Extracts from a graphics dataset

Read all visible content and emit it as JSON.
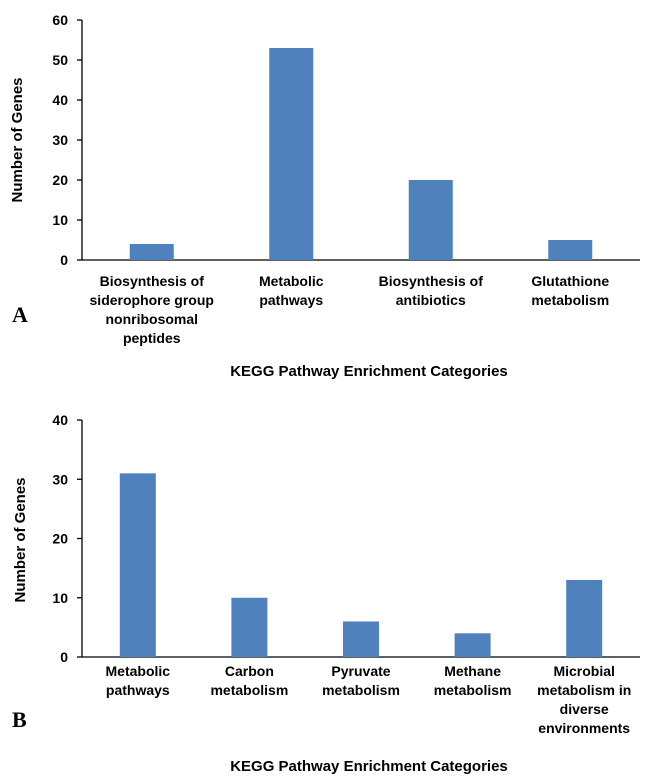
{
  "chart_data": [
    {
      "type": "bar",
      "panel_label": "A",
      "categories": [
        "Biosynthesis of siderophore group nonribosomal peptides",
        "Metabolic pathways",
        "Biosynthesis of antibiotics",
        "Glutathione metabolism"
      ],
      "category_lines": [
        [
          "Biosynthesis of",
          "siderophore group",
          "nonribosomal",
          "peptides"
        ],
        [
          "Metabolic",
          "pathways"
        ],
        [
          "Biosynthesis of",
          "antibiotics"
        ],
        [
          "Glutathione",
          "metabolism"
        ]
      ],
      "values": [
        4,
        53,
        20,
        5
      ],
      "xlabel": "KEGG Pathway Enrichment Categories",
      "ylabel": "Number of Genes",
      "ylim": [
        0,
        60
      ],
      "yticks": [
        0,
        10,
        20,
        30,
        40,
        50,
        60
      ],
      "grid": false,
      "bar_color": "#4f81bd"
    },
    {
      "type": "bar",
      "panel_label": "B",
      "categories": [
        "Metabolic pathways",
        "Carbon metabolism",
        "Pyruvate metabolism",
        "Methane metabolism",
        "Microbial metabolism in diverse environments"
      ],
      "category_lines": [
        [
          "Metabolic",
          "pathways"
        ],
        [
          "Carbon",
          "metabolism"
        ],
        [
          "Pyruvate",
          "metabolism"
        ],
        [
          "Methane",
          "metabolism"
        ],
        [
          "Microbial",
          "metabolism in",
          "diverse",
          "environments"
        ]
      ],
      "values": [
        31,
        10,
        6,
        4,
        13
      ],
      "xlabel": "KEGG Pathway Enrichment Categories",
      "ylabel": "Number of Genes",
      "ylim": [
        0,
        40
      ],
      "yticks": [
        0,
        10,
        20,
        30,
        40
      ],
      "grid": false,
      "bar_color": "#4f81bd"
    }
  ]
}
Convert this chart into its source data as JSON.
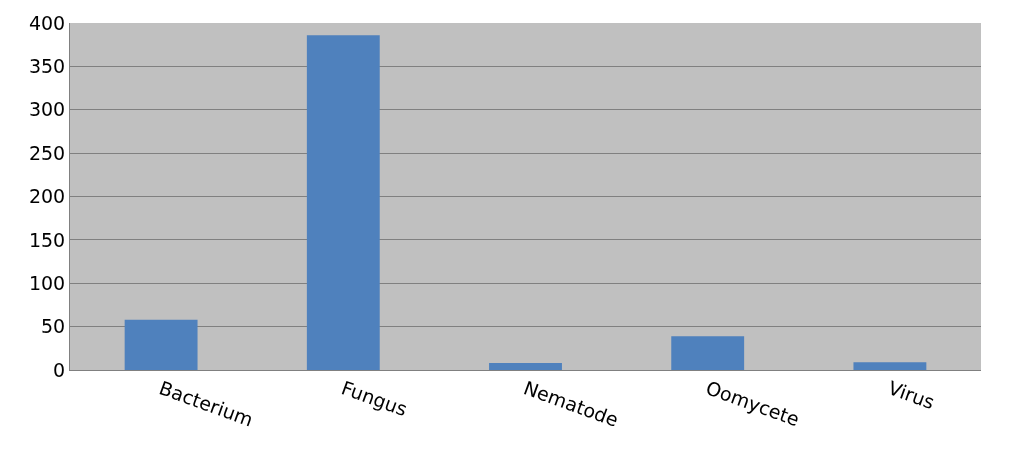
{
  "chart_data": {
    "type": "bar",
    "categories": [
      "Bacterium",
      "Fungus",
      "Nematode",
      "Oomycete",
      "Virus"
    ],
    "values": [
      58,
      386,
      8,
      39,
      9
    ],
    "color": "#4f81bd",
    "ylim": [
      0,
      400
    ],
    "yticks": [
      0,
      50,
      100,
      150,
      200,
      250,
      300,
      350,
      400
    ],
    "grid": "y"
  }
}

= What you should do =
Each entry above should be written out again exactly, without its pictures.

= Written answer =
Read all visible content and emit it as JSON.
{
  "chart_data": [
    {
      "type": "bar",
      "panel_label": "A",
      "categories": [
        "Biosynthesis of siderophore group nonribosomal peptides",
        "Metabolic pathways",
        "Biosynthesis of antibiotics",
        "Glutathione metabolism"
      ],
      "category_lines": [
        [
          "Biosynthesis of",
          "siderophore group",
          "nonribosomal",
          "peptides"
        ],
        [
          "Metabolic",
          "pathways"
        ],
        [
          "Biosynthesis of",
          "antibiotics"
        ],
        [
          "Glutathione",
          "metabolism"
        ]
      ],
      "values": [
        4,
        53,
        20,
        5
      ],
      "xlabel": "KEGG Pathway Enrichment Categories",
      "ylabel": "Number of Genes",
      "ylim": [
        0,
        60
      ],
      "yticks": [
        0,
        10,
        20,
        30,
        40,
        50,
        60
      ],
      "grid": false,
      "bar_color": "#4f81bd"
    },
    {
      "type": "bar",
      "panel_label": "B",
      "categories": [
        "Metabolic pathways",
        "Carbon metabolism",
        "Pyruvate metabolism",
        "Methane metabolism",
        "Microbial metabolism in diverse environments"
      ],
      "category_lines": [
        [
          "Metabolic",
          "pathways"
        ],
        [
          "Carbon",
          "metabolism"
        ],
        [
          "Pyruvate",
          "metabolism"
        ],
        [
          "Methane",
          "metabolism"
        ],
        [
          "Microbial",
          "metabolism in",
          "diverse",
          "environments"
        ]
      ],
      "values": [
        31,
        10,
        6,
        4,
        13
      ],
      "xlabel": "KEGG Pathway Enrichment Categories",
      "ylabel": "Number of Genes",
      "ylim": [
        0,
        40
      ],
      "yticks": [
        0,
        10,
        20,
        30,
        40
      ],
      "grid": false,
      "bar_color": "#4f81bd"
    }
  ]
}
Convert this chart into its source data as JSON.
{
  "chart_data": {
    "type": "bar",
    "categories": [
      "Bacterium",
      "Fungus",
      "Nematode",
      "Oomycete",
      "Virus"
    ],
    "values": [
      58,
      386,
      8,
      39,
      9
    ],
    "color": "#4f81bd",
    "ylim": [
      0,
      400
    ],
    "yticks": [
      0,
      50,
      100,
      150,
      200,
      250,
      300,
      350,
      400
    ],
    "grid": "y"
  }
}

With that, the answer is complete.